**Exercise prompt:** The entries below should be transcribed in their entirety, exactly as written.

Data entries

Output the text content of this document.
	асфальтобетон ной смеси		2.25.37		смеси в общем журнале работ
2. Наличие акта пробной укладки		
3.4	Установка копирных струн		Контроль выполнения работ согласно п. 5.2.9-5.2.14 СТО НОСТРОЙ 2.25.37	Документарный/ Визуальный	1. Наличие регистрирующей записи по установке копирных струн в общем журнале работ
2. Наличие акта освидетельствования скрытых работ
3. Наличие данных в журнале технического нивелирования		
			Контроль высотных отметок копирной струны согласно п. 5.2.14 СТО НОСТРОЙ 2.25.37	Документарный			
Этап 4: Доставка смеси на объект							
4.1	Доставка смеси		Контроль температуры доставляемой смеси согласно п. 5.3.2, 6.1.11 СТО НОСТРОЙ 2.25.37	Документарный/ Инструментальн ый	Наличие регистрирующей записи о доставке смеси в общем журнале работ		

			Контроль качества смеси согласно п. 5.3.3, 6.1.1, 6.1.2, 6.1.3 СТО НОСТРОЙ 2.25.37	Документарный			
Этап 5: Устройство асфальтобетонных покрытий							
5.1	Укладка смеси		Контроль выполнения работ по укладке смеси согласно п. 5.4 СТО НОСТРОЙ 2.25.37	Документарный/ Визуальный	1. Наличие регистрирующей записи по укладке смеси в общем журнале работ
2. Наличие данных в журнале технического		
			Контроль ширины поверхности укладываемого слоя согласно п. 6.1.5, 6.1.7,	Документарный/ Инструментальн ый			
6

**Answer in full:**
Output the text content of this document.
	асфальтобетон ной смеси		2.25.37		смеси в общем журнале работ
2. Наличие акта пробной укладки		
3.4	Установка копирных струн		Контроль выполнения работ согласно п. 5.2.9-5.2.14 СТО НОСТРОЙ 2.25.37	Документарный/ Визуальный	1. Наличие регистрирующей записи по установке копирных струн в общем журнале работ
2. Наличие акта освидетельствования скрытых работ
3. Наличие данных в журнале технического нивелирования		
			Контроль высотных отметок копирной струны согласно п. 5.2.14 СТО НОСТРОЙ 2.25.37	Документарный			
Этап 4: Доставка смеси на объект							
4.1	Доставка смеси		Контроль температуры доставляемой смеси согласно п. 5.3.2, 6.1.11 СТО НОСТРОЙ 2.25.37	Документарный/ Инструментальн ый	Наличие регистрирующей записи о доставке смеси в общем журнале работ		

			Контроль качества смеси согласно п. 5.3.3, 6.1.1, 6.1.2, 6.1.3 СТО НОСТРОЙ 2.25.37	Документарный			
Этап 5: Устройство асфальтобетонных покрытий							
5.1	Укладка смеси		Контроль выполнения работ по укладке смеси согласно п. 5.4 СТО НОСТРОЙ 2.25.37	Документарный/ Визуальный	1. Наличие регистрирующей записи по укладке смеси в общем журнале работ
2. Наличие данных в журнале технического		
			Контроль ширины поверхности укладываемого слоя согласно п. 6.1.5, 6.1.7,	Документарный/ Инструментальн ый			
6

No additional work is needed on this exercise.